▶ Prompt: The entries below should be output exactly as written.

------ Raw records

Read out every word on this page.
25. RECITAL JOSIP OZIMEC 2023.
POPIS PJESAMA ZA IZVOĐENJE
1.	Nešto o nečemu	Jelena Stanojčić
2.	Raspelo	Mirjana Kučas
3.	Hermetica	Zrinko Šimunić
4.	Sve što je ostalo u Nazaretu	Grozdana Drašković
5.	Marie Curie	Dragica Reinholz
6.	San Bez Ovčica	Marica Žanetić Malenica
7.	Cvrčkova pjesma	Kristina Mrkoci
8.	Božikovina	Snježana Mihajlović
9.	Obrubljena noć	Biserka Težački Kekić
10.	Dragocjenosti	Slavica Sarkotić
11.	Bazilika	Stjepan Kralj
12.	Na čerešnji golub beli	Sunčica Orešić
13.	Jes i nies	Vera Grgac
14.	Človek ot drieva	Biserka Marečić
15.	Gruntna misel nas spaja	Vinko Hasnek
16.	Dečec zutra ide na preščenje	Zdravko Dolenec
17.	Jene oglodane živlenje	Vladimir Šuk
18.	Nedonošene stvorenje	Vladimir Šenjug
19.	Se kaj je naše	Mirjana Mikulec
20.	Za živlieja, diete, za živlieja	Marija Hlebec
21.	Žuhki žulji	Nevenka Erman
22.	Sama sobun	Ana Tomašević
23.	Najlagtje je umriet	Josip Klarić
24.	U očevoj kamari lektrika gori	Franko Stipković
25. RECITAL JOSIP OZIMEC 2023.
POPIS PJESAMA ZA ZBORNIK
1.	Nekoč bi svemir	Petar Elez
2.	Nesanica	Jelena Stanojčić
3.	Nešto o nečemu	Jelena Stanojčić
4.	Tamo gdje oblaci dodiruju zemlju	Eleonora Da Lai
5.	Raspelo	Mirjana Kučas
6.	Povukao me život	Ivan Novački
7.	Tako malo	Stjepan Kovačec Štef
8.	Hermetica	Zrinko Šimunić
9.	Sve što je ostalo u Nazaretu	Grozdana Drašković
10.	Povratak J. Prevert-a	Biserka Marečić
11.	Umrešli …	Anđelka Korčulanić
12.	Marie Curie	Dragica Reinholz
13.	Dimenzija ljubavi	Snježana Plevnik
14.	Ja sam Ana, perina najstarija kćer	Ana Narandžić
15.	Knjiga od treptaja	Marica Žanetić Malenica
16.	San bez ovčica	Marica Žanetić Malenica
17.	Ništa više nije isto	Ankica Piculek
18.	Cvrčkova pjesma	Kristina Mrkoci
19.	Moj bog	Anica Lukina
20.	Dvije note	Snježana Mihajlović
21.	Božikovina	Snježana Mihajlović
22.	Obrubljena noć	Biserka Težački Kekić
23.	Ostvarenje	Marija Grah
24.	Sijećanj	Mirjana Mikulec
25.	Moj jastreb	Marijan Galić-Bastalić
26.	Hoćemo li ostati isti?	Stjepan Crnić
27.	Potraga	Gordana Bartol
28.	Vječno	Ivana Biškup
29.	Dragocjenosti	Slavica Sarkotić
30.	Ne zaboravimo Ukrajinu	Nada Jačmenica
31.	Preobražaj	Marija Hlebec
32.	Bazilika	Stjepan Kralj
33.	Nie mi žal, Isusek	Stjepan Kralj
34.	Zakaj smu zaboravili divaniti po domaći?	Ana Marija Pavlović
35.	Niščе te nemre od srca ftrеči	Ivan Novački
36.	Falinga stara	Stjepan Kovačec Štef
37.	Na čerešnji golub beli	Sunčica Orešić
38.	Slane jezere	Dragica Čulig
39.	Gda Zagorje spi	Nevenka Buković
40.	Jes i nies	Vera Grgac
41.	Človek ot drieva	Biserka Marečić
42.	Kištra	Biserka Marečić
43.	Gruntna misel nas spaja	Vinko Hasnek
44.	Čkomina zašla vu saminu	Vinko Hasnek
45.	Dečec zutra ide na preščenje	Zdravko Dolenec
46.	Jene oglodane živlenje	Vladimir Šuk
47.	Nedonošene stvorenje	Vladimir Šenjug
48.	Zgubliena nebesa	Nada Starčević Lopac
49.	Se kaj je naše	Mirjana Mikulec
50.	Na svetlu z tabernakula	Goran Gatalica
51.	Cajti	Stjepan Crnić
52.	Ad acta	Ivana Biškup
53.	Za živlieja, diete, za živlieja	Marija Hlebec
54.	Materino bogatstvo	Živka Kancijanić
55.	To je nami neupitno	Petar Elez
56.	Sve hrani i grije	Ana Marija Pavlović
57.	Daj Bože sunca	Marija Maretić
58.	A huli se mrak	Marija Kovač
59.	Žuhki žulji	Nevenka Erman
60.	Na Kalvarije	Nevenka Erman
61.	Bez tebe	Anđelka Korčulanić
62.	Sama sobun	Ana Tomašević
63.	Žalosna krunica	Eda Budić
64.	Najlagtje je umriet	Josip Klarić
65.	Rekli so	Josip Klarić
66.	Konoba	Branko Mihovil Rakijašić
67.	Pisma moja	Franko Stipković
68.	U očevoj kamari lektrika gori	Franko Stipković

------------

▶ Answer to the problem:
Read out every word on this page.
25. RECITAL JOSIP OZIMEC 2023.
POPIS PJESAMA ZA IZVOĐENJE
1.	Nešto o nečemu	Jelena Stanojčić
2.	Raspelo	Mirjana Kučas
3.	Hermetica	Zrinko Šimunić
4.	Sve što je ostalo u Nazaretu	Grozdana Drašković
5.	Marie Curie	Dragica Reinholz
6.	San Bez Ovčica	Marica Žanetić Malenica
7.	Cvrčkova pjesma	Kristina Mrkoci
8.	Božikovina	Snježana Mihajlović
9.	Obrubljena noć	Biserka Težački Kekić
10.	Dragocjenosti	Slavica Sarkotić
11.	Bazilika	Stjepan Kralj
12.	Na čerešnji golub beli	Sunčica Orešić
13.	Jes i nies	Vera Grgac
14.	Človek ot drieva	Biserka Marečić
15.	Gruntna misel nas spaja	Vinko Hasnek
16.	Dečec zutra ide na preščenje	Zdravko Dolenec
17.	Jene oglodane živlenje	Vladimir Šuk
18.	Nedonošene stvorenje	Vladimir Šenjug
19.	Se kaj je naše	Mirjana Mikulec
20.	Za živlieja, diete, za živlieja	Marija Hlebec
21.	Žuhki žulji	Nevenka Erman
22.	Sama sobun	Ana Tomašević
23.	Najlagtje je umriet	Josip Klarić
24.	U očevoj kamari lektrika gori	Franko Stipković
25. RECITAL JOSIP OZIMEC 2023.
POPIS PJESAMA ZA ZBORNIK
1.	Nekoč bi svemir	Petar Elez
2.	Nesanica	Jelena Stanojčić
3.	Nešto o nečemu	Jelena Stanojčić
4.	Tamo gdje oblaci dodiruju zemlju	Eleonora Da Lai
5.	Raspelo	Mirjana Kučas
6.	Povukao me život	Ivan Novački
7.	Tako malo	Stjepan Kovačec Štef
8.	Hermetica	Zrinko Šimunić
9.	Sve što je ostalo u Nazaretu	Grozdana Drašković
10.	Povratak J. Prevert-a	Biserka Marečić
11.	Umrešli …	Anđelka Korčulanić
12.	Marie Curie	Dragica Reinholz
13.	Dimenzija ljubavi	Snježana Plevnik
14.	Ja sam Ana, perina najstarija kćer	Ana Narandžić
15.	Knjiga od treptaja	Marica Žanetić Malenica
16.	San bez ovčica	Marica Žanetić Malenica
17.	Ništa više nije isto	Ankica Piculek
18.	Cvrčkova pjesma	Kristina Mrkoci
19.	Moj bog	Anica Lukina
20.	Dvije note	Snježana Mihajlović
21.	Božikovina	Snježana Mihajlović
22.	Obrubljena noć	Biserka Težački Kekić
23.	Ostvarenje	Marija Grah
24.	Sijećanj	Mirjana Mikulec
25.	Moj jastreb	Marijan Galić-Bastalić
26.	Hoćemo li ostati isti?	Stjepan Crnić
27.	Potraga	Gordana Bartol
28.	Vječno	Ivana Biškup
29.	Dragocjenosti	Slavica Sarkotić
30.	Ne zaboravimo Ukrajinu	Nada Jačmenica
31.	Preobražaj	Marija Hlebec
32.	Bazilika	Stjepan Kralj
33.	Nie mi žal, Isusek	Stjepan Kralj
34.	Zakaj smu zaboravili divaniti po domaći?	Ana Marija Pavlović
35.	Niščе te nemre od srca ftrеči	Ivan Novački
36.	Falinga stara	Stjepan Kovačec Štef
37.	Na čerešnji golub beli	Sunčica Orešić
38.	Slane jezere	Dragica Čulig
39.	Gda Zagorje spi	Nevenka Buković
40.	Jes i nies	Vera Grgac
41.	Človek ot drieva	Biserka Marečić
42.	Kištra	Biserka Marečić
43.	Gruntna misel nas spaja	Vinko Hasnek
44.	Čkomina zašla vu saminu	Vinko Hasnek
45.	Dečec zutra ide na preščenje	Zdravko Dolenec
46.	Jene oglodane živlenje	Vladimir Šuk
47.	Nedonošene stvorenje	Vladimir Šenjug
48.	Zgubliena nebesa	Nada Starčević Lopac
49.	Se kaj je naše	Mirjana Mikulec
50.	Na svetlu z tabernakula	Goran Gatalica
51.	Cajti	Stjepan Crnić
52.	Ad acta	Ivana Biškup
53.	Za živlieja, diete, za živlieja	Marija Hlebec
54.	Materino bogatstvo	Živka Kancijanić
55.	To je nami neupitno	Petar Elez
56.	Sve hrani i grije	Ana Marija Pavlović
57.	Daj Bože sunca	Marija Maretić
58.	A huli se mrak	Marija Kovač
59.	Žuhki žulji	Nevenka Erman
60.	Na Kalvarije	Nevenka Erman
61.	Bez tebe	Anđelka Korčulanić
62.	Sama sobun	Ana Tomašević
63.	Žalosna krunica	Eda Budić
64.	Najlagtje je umriet	Josip Klarić
65.	Rekli so	Josip Klarić
66.	Konoba	Branko Mihovil Rakijašić
67.	Pisma moja	Franko Stipković
68.	U očevoj kamari lektrika gori	Franko Stipković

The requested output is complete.